[Short task]
Return all the data, word for word.

[Material shown]
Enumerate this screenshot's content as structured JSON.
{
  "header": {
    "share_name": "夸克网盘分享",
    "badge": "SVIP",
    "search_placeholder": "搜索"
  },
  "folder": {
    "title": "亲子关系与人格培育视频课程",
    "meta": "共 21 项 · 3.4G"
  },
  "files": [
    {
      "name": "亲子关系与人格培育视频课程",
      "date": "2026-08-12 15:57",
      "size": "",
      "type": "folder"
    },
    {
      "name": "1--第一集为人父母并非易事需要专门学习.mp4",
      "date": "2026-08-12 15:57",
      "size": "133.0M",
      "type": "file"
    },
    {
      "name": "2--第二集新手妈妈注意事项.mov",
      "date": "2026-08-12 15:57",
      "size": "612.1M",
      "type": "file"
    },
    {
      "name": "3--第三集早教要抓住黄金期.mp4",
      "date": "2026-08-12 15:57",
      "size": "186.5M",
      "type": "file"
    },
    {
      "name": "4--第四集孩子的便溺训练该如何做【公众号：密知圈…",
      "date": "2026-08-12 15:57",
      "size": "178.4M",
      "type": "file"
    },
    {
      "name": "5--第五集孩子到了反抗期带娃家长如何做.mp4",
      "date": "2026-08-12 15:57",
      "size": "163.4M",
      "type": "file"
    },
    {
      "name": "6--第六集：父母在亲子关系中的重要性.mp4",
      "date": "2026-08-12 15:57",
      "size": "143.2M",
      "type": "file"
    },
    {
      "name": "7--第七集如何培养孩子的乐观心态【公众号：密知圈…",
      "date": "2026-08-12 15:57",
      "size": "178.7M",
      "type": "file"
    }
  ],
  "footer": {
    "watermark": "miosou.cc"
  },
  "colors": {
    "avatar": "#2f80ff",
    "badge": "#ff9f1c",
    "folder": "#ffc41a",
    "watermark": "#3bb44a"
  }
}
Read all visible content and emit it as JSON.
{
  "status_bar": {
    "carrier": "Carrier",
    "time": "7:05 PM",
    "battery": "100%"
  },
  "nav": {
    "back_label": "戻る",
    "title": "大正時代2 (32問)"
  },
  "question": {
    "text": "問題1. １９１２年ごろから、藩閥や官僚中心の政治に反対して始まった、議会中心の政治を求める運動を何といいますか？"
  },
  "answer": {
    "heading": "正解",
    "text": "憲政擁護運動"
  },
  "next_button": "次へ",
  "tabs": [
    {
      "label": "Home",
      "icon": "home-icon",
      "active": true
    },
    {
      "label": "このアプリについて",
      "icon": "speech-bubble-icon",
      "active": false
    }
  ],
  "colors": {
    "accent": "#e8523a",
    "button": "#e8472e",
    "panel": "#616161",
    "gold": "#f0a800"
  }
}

[The result]
Enumerate this screenshot's content as structured JSON.
{
  "header": {
    "share_name": "夸克网盘分享",
    "badge": "SVIP",
    "search_placeholder": "搜索"
  },
  "folder": {
    "title": "亲子关系与人格培育视频课程",
    "meta": "共 21 项 · 3.4G"
  },
  "files": [
    {
      "name": "亲子关系与人格培育视频课程",
      "date": "2026-08-12 15:57",
      "size": "",
      "type": "folder"
    },
    {
      "name": "1--第一集为人父母并非易事需要专门学习.mp4",
      "date": "2026-08-12 15:57",
      "size": "133.0M",
      "type": "file"
    },
    {
      "name": "2--第二集新手妈妈注意事项.mov",
      "date": "2026-08-12 15:57",
      "size": "612.1M",
      "type": "file"
    },
    {
      "name": "3--第三集早教要抓住黄金期.mp4",
      "date": "2026-08-12 15:57",
      "size": "186.5M",
      "type": "file"
    },
    {
      "name": "4--第四集孩子的便溺训练该如何做【公众号：密知圈…",
      "date": "2026-08-12 15:57",
      "size": "178.4M",
      "type": "file"
    },
    {
      "name": "5--第五集孩子到了反抗期带娃家长如何做.mp4",
      "date": "2026-08-12 15:57",
      "size": "163.4M",
      "type": "file"
    },
    {
      "name": "6--第六集：父母在亲子关系中的重要性.mp4",
      "date": "2026-08-12 15:57",
      "size": "143.2M",
      "type": "file"
    },
    {
      "name": "7--第七集如何培养孩子的乐观心态【公众号：密知圈…",
      "date": "2026-08-12 15:57",
      "size": "178.7M",
      "type": "file"
    }
  ],
  "footer": {
    "watermark": "miosou.cc"
  },
  "colors": {
    "avatar": "#2f80ff",
    "badge": "#ff9f1c",
    "folder": "#ffc41a",
    "watermark": "#3bb44a"
  }
}
Read all visible content and emit it as JSON.
{
  "status_bar": {
    "carrier": "Carrier",
    "time": "7:05 PM",
    "battery": "100%"
  },
  "nav": {
    "back_label": "戻る",
    "title": "大正時代2 (32問)"
  },
  "question": {
    "text": "問題1. １９１２年ごろから、藩閥や官僚中心の政治に反対して始まった、議会中心の政治を求める運動を何といいますか？"
  },
  "answer": {
    "heading": "正解",
    "text": "憲政擁護運動"
  },
  "next_button": "次へ",
  "tabs": [
    {
      "label": "Home",
      "icon": "home-icon",
      "active": true
    },
    {
      "label": "このアプリについて",
      "icon": "speech-bubble-icon",
      "active": false
    }
  ],
  "colors": {
    "accent": "#e8523a",
    "button": "#e8472e",
    "panel": "#616161",
    "gold": "#f0a800"
  }
}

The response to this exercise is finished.